SHORT EXERCISE:
Return each line of the records holding the string "Januari".
__________
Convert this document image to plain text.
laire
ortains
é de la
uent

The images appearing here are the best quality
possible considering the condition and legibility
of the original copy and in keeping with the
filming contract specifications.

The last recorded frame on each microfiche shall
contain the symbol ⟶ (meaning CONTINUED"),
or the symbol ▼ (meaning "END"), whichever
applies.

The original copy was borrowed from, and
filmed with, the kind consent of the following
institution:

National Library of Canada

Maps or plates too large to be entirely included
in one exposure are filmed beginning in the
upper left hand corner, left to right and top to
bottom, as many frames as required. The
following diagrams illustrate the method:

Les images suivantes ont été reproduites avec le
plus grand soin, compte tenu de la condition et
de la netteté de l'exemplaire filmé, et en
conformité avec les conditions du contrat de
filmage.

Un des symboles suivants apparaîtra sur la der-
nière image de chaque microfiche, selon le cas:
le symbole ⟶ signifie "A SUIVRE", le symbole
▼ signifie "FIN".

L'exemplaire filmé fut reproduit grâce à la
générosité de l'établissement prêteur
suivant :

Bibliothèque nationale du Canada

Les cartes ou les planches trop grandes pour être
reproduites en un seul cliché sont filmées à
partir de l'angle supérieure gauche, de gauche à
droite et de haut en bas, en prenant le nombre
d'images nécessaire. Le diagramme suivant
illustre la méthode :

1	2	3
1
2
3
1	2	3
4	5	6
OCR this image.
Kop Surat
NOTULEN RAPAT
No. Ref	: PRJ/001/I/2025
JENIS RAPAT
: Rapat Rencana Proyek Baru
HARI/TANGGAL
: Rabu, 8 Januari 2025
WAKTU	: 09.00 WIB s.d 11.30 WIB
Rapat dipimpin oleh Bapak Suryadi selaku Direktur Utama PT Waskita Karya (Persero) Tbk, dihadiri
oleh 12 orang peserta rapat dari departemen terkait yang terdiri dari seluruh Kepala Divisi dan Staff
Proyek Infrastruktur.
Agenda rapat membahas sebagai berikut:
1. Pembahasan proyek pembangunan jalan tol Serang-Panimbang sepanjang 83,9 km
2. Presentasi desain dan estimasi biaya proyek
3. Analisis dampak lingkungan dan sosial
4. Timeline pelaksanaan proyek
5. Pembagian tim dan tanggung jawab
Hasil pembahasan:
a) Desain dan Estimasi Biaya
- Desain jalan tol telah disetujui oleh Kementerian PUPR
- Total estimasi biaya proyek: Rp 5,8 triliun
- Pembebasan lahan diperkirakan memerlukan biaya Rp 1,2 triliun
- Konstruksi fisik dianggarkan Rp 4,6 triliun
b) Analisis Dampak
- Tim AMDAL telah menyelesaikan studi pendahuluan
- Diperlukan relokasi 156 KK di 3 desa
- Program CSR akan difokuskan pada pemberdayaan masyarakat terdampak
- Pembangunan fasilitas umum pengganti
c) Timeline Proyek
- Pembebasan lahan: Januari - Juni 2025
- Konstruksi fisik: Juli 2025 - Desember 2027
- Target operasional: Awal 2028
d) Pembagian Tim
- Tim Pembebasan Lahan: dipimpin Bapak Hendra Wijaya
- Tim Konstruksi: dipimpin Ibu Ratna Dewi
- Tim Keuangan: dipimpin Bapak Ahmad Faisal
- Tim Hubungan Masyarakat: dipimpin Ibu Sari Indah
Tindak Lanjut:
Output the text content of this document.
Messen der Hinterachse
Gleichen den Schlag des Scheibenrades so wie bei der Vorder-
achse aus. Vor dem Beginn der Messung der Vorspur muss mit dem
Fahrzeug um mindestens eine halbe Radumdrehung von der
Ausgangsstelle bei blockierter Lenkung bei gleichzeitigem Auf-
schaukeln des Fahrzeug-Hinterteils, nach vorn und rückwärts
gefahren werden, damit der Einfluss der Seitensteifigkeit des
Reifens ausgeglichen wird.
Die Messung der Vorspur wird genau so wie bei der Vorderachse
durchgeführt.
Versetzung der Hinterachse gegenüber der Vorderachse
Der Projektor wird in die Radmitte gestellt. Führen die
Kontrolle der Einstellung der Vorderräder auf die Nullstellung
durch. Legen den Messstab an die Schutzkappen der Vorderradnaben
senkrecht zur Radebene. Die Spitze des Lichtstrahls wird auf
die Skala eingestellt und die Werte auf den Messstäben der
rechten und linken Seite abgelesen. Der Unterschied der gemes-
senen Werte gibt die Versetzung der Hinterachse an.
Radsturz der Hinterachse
__________
FINAL RESULT:
: Rabu, 8 Januari 2025
- Pembebasan lahan: Januari - Juni 2025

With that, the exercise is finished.